REQUEST →
Extract the records in full, leaving every picture out.

INPUT MATERIAL →
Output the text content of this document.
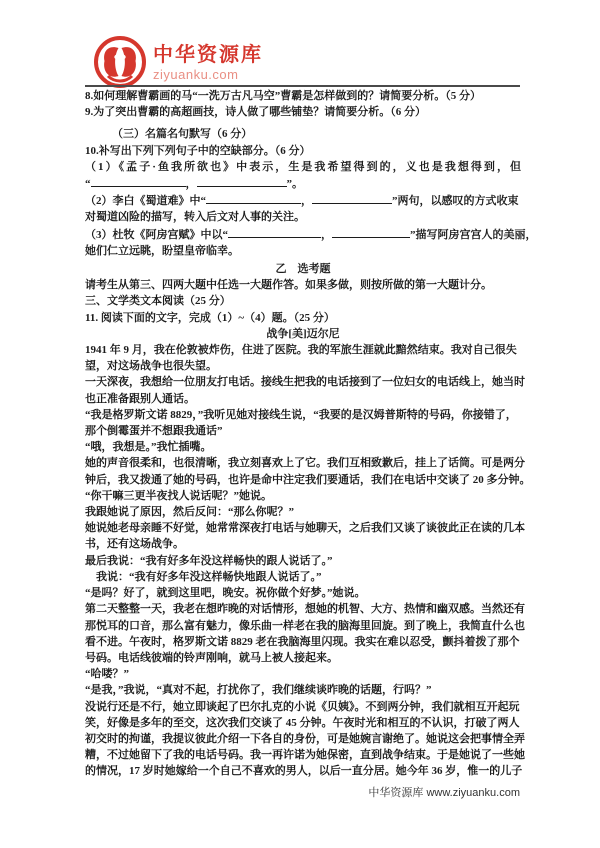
中华资源库
ziyuanku.com
8.如何理解曹霸画的马“一洗万古凡马空”曹霸是怎样做到的？请简要分析。（5 分）
9.为了突出曹霸的高超画技，诗人做了哪些铺垫？请简要分析。（6 分）
（三）名篇名句默写（6 分）
10.补写出下列下列句子中的空缺部分。（6 分）
（1）《孟子·鱼我所欲也》中表示，生是我希望得到的，义也是我想得到，但
“	，	”。
（2）李白《蜀道难》中“	，	”两句，以感叹的方式收束
对蜀道凶险的描写，转入后文对人事的关注。
（3）杜牧《阿房宫赋》中以“	，	”描写阿房宫宫人的美丽，
她们仁立远眺，盼望皇帝临幸。
乙　选考题
请考生从第三、四两大题中任选一大题作答。如果多做，则按所做的第一大题计分。
三、文学类文本阅读（25 分）
11. 阅读下面的文字，完成（1）~（4）题。（25 分）
战争[美]迈尔尼
1941 年 9 月，我在伦敦被炸伤，住进了医院。我的军旅生涯就此黯然结束。我对自己很失
望，对这场战争也很失望。
一天深夜，我想给一位朋友打电话。接线生把我的电话接到了一位妇女的电话线上，她当时
也正准备跟别人通话。
“我是格罗斯文诺 8829，”我听见她对接线生说，“我要的是汉姆普斯特的号码，你接错了，
那个倒霉蛋并不想跟我通话”
“哦，我想是。”我忙插嘴。
她的声音很柔和，也很清晰，我立刻喜欢上了它。我们互相致歉后，挂上了话筒。可是两分
钟后，我又拨通了她的号码，也许是命中注定我们要通话，我们在电话中交谈了 20 多分钟。
“你干嘛三更半夜找人说话呢？”她说。
我跟她说了原因，然后反问：“那么你呢？”
她说她老母亲睡不好觉，她常常深夜打电话与她聊天，之后我们又谈了谈彼此正在读的几本
书，还有这场战争。
最后我说：“我有好多年没这样畅快的跟人说话了。”
我说：“我有好多年没这样畅快地跟人说话了。”
“是吗？好了，就到这里吧，晚安。祝你做个好梦。”她说。
第二天整整一天，我老在想昨晚的对话情形，想她的机智、大方、热情和幽双感。当然还有
那悦耳的口音，那么富有魅力，像乐曲一样老在我的脑海里回旋。到了晚上，我简直什么也
看不进。午夜时，格罗斯文诺 8829 老在我脑海里闪现。我实在难以忍受，颤抖着拨了那个
号码。电话线彼端的铃声刚响，就马上被人接起来。
“哈喽？”
“是我，”我说，“真对不起，打扰你了，我们继续谈昨晚的话题，行吗？”
没说行还是不行，她立即谈起了巴尔扎克的小说《贝姨》。不到两分钟，我们就相互开起玩
笑，好像是多年的至交，这次我们交谈了 45 分钟。午夜时光和相互的不认识，打破了两人
初交时的拘谨，我提议彼此介绍一下各自的身份，可是她婉言谢绝了。她说这会把事情全弄
糟，不过她留下了我的电话号码。我一再许诺为她保密，直到战争结束。于是她说了一些她
的情况，17 岁时她嫁给一个自己不喜欢的男人，以后一直分居。她今年 36 岁，惟一的儿子
中华资源库 www.ziyuanku.com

EXERCISE RESULT →
Output the text content of this document.
中华资源库
ziyuanku.com
8.如何理解曹霸画的马“一洗万古凡马空”曹霸是怎样做到的？请简要分析。（5 分）
9.为了突出曹霸的高超画技，诗人做了哪些铺垫？请简要分析。（6 分）
（三）名篇名句默写（6 分）
10.补写出下列下列句子中的空缺部分。（6 分）
（1）《孟子·鱼我所欲也》中表示，生是我希望得到的，义也是我想得到，但
“	，	”。
（2）李白《蜀道难》中“	，	”两句，以感叹的方式收束
对蜀道凶险的描写，转入后文对人事的关注。
（3）杜牧《阿房宫赋》中以“	，	”描写阿房宫宫人的美丽，
她们仁立远眺，盼望皇帝临幸。
乙　选考题
请考生从第三、四两大题中任选一大题作答。如果多做，则按所做的第一大题计分。
三、文学类文本阅读（25 分）
11. 阅读下面的文字，完成（1）~（4）题。（25 分）
战争[美]迈尔尼
1941 年 9 月，我在伦敦被炸伤，住进了医院。我的军旅生涯就此黯然结束。我对自己很失
望，对这场战争也很失望。
一天深夜，我想给一位朋友打电话。接线生把我的电话接到了一位妇女的电话线上，她当时
也正准备跟别人通话。
“我是格罗斯文诺 8829，”我听见她对接线生说，“我要的是汉姆普斯特的号码，你接错了，
那个倒霉蛋并不想跟我通话”
“哦，我想是。”我忙插嘴。
她的声音很柔和，也很清晰，我立刻喜欢上了它。我们互相致歉后，挂上了话筒。可是两分
钟后，我又拨通了她的号码，也许是命中注定我们要通话，我们在电话中交谈了 20 多分钟。
“你干嘛三更半夜找人说话呢？”她说。
我跟她说了原因，然后反问：“那么你呢？”
她说她老母亲睡不好觉，她常常深夜打电话与她聊天，之后我们又谈了谈彼此正在读的几本
书，还有这场战争。
最后我说：“我有好多年没这样畅快的跟人说话了。”
我说：“我有好多年没这样畅快地跟人说话了。”
“是吗？好了，就到这里吧，晚安。祝你做个好梦。”她说。
第二天整整一天，我老在想昨晚的对话情形，想她的机智、大方、热情和幽双感。当然还有
那悦耳的口音，那么富有魅力，像乐曲一样老在我的脑海里回旋。到了晚上，我简直什么也
看不进。午夜时，格罗斯文诺 8829 老在我脑海里闪现。我实在难以忍受，颤抖着拨了那个
号码。电话线彼端的铃声刚响，就马上被人接起来。
“哈喽？”
“是我，”我说，“真对不起，打扰你了，我们继续谈昨晚的话题，行吗？”
没说行还是不行，她立即谈起了巴尔扎克的小说《贝姨》。不到两分钟，我们就相互开起玩
笑，好像是多年的至交，这次我们交谈了 45 分钟。午夜时光和相互的不认识，打破了两人
初交时的拘谨，我提议彼此介绍一下各自的身份，可是她婉言谢绝了。她说这会把事情全弄
糟，不过她留下了我的电话号码。我一再许诺为她保密，直到战争结束。于是她说了一些她
的情况，17 岁时她嫁给一个自己不喜欢的男人，以后一直分居。她今年 36 岁，惟一的儿子
中华资源库 www.ziyuanku.com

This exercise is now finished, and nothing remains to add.